*Given problem*.
Please rewrite the listing lines starting at "row-label: ET <box>45 352 126 426</box>" and ending at "cell: 0.059 <box>1893 589 2043 663</box>", changing "table-row" to "data-row" and leaving everything else unchanged.

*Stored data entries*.
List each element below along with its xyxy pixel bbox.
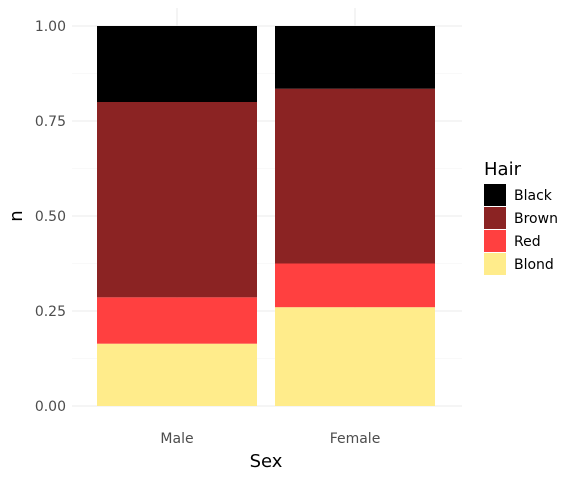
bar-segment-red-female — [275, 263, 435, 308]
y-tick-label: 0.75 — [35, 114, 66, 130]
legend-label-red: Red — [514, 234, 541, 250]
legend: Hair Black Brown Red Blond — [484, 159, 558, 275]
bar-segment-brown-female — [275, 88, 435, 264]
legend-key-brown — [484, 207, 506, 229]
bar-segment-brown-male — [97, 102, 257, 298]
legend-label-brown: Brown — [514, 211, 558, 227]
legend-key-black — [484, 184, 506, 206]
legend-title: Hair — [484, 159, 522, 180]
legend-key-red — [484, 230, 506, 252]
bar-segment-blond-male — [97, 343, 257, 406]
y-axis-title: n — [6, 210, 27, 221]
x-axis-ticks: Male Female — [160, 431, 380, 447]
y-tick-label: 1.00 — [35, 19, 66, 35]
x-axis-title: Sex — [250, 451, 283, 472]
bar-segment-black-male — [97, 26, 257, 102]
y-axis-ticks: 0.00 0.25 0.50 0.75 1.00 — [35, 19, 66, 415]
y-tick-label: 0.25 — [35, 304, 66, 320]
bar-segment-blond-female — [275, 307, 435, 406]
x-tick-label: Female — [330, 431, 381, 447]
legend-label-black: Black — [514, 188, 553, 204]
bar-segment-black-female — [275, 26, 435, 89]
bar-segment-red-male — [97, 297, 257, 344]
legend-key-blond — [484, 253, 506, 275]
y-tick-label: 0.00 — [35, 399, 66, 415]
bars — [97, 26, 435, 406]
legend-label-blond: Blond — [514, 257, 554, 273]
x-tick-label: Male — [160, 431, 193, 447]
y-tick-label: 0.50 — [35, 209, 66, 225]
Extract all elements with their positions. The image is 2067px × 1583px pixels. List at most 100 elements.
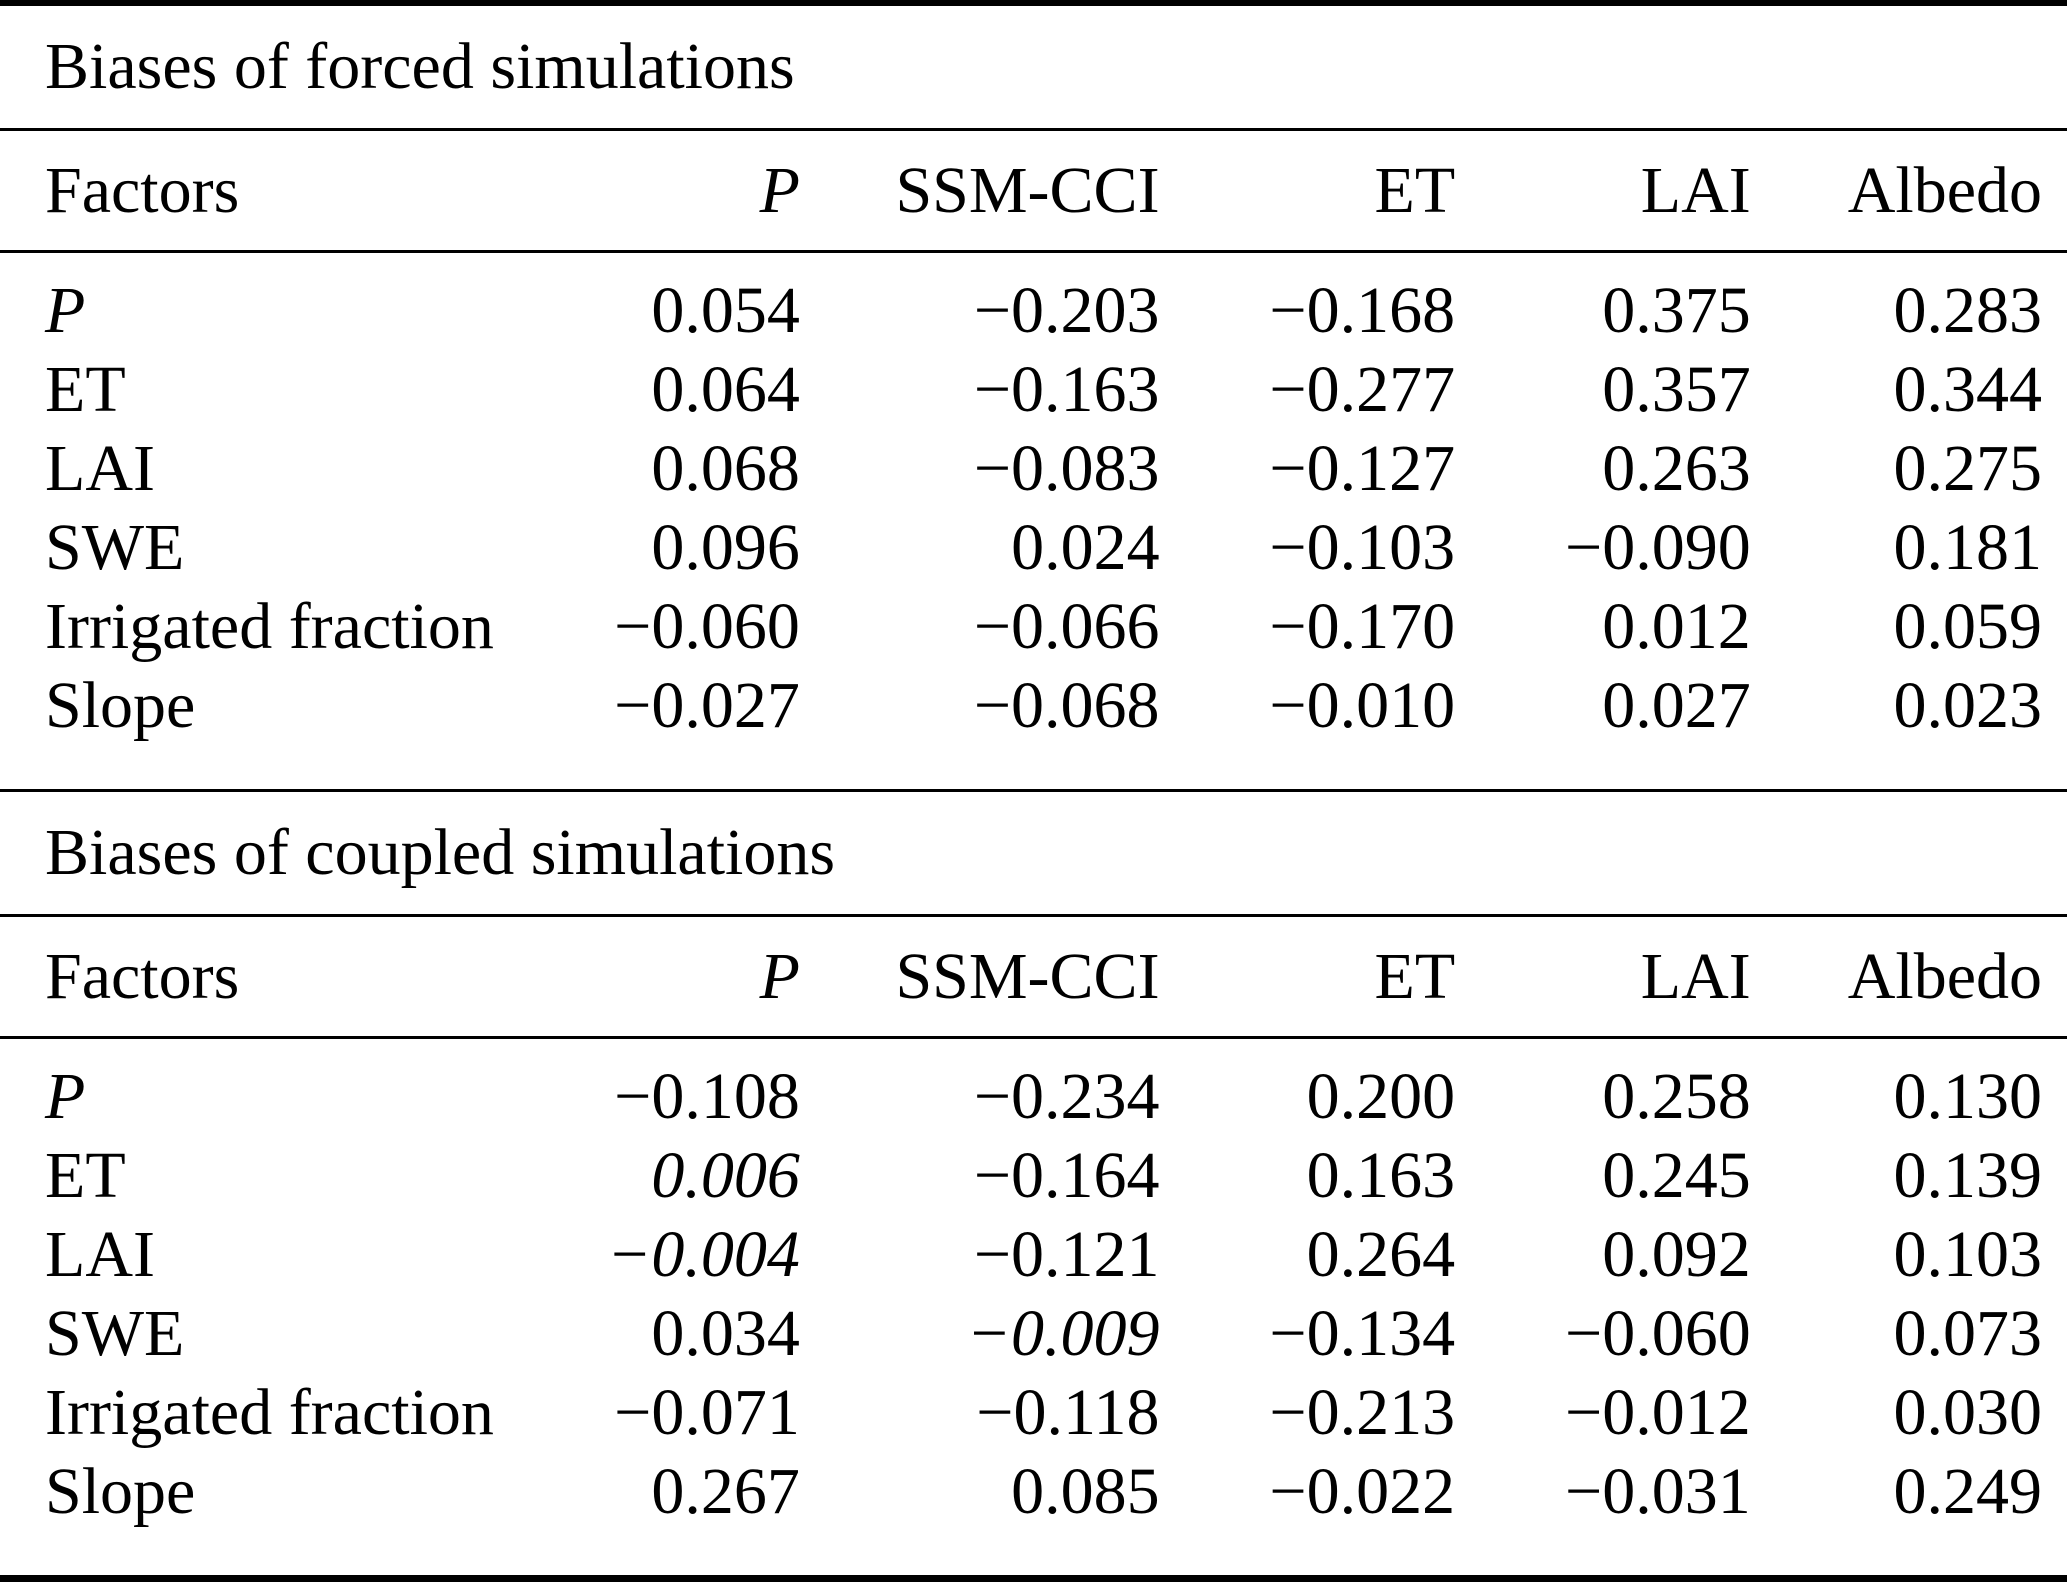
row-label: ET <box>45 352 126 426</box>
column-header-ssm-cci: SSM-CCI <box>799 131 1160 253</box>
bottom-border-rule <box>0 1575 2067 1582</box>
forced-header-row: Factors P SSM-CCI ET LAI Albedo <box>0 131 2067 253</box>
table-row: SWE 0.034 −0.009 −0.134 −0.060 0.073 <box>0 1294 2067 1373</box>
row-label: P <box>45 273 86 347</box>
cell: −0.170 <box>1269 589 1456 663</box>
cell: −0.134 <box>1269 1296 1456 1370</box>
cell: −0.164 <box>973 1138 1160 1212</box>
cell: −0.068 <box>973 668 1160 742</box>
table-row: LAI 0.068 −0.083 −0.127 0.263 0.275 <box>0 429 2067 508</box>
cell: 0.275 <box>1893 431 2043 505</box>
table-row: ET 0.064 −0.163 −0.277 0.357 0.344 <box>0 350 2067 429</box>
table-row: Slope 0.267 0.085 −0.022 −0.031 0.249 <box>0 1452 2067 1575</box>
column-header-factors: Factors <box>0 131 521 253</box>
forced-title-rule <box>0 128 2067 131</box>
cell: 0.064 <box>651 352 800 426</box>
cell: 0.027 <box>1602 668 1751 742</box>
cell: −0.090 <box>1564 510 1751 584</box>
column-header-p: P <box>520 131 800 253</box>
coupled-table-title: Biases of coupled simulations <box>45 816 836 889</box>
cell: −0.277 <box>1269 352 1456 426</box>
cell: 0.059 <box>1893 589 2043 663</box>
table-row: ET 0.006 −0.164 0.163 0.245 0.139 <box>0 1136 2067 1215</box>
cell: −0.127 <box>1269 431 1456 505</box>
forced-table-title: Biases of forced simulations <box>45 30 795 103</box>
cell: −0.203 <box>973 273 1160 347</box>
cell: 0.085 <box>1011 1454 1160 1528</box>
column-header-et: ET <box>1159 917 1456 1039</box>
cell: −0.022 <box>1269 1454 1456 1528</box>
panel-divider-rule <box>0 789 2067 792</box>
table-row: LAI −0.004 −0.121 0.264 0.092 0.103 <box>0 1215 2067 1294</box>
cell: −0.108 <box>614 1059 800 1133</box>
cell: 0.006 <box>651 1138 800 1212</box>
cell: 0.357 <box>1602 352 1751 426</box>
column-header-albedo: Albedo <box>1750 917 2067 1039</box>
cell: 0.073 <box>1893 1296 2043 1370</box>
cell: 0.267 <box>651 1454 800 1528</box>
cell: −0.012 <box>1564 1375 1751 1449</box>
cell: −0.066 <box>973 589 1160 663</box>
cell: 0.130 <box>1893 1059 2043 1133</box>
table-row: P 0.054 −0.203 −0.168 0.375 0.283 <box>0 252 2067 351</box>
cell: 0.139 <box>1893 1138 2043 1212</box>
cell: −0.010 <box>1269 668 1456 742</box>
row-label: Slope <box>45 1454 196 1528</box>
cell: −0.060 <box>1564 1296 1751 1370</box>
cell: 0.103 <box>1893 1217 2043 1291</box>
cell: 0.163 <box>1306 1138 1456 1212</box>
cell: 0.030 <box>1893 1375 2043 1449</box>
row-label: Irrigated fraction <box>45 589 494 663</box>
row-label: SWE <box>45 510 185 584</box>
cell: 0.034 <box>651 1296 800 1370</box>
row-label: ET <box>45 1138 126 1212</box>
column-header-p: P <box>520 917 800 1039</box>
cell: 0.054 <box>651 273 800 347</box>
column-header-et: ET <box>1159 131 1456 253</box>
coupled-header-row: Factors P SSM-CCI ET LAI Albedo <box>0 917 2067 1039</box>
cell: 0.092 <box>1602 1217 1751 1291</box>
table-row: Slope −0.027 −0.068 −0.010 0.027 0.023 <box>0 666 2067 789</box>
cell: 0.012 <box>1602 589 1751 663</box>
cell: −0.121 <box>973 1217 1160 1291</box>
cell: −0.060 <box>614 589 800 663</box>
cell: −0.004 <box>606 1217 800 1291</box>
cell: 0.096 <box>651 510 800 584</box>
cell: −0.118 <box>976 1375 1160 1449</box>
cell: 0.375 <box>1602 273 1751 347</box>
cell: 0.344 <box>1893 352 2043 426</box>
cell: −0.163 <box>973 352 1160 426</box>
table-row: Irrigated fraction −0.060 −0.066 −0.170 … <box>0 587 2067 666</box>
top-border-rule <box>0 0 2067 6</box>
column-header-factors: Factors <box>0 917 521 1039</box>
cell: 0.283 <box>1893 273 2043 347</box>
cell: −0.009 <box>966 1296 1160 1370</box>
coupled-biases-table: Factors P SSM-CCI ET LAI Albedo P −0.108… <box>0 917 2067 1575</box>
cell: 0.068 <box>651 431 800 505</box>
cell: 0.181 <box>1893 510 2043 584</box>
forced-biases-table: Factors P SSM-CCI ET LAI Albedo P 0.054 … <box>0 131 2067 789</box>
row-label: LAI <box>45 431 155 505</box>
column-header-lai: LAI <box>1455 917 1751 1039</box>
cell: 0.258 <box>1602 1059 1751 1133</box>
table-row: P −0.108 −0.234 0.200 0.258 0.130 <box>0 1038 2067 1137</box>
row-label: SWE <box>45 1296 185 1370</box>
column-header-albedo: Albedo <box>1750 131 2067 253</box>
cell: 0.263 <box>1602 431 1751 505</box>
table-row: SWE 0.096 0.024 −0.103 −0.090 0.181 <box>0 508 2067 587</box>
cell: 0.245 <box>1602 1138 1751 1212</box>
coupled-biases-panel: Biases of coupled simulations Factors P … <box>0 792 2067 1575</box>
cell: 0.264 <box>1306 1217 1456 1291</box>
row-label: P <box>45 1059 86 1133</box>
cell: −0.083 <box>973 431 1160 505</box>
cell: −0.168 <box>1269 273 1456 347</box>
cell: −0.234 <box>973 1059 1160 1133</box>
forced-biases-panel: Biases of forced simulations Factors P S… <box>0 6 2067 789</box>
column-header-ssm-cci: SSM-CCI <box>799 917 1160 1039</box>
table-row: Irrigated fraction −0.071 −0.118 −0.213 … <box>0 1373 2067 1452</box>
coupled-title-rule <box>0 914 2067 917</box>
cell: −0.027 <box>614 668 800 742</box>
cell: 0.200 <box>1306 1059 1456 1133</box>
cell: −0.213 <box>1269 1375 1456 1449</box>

*Expected answer*.
row-label: ET <box>45 352 126 426</box>
column-header-ssm-cci: SSM-CCI <box>799 131 1160 253</box>
bottom-border-rule <box>0 1575 2067 1582</box>
forced-header-row: Factors P SSM-CCI ET LAI Albedo <box>0 131 2067 253</box>
data-row: SWE 0.034 −0.009 −0.134 −0.060 0.073 <box>0 1294 2067 1373</box>
row-label: P <box>45 273 86 347</box>
cell: −0.170 <box>1269 589 1456 663</box>
cell: −0.134 <box>1269 1296 1456 1370</box>
cell: −0.164 <box>973 1138 1160 1212</box>
cell: −0.068 <box>973 668 1160 742</box>
data-row: LAI 0.068 −0.083 −0.127 0.263 0.275 <box>0 429 2067 508</box>
cell: 0.275 <box>1893 431 2043 505</box>
data-row: ET 0.064 −0.163 −0.277 0.357 0.344 <box>0 350 2067 429</box>
data-row: Slope 0.267 0.085 −0.022 −0.031 0.249 <box>0 1452 2067 1575</box>
column-header-factors: Factors <box>0 131 521 253</box>
forced-title-rule <box>0 128 2067 131</box>
cell: 0.064 <box>651 352 800 426</box>
cell: 0.027 <box>1602 668 1751 742</box>
cell: −0.090 <box>1564 510 1751 584</box>
column-header-p: P <box>520 131 800 253</box>
coupled-table-title: Biases of coupled simulations <box>45 816 836 889</box>
cell: −0.277 <box>1269 352 1456 426</box>
cell: 0.059 <box>1893 589 2043 663</box>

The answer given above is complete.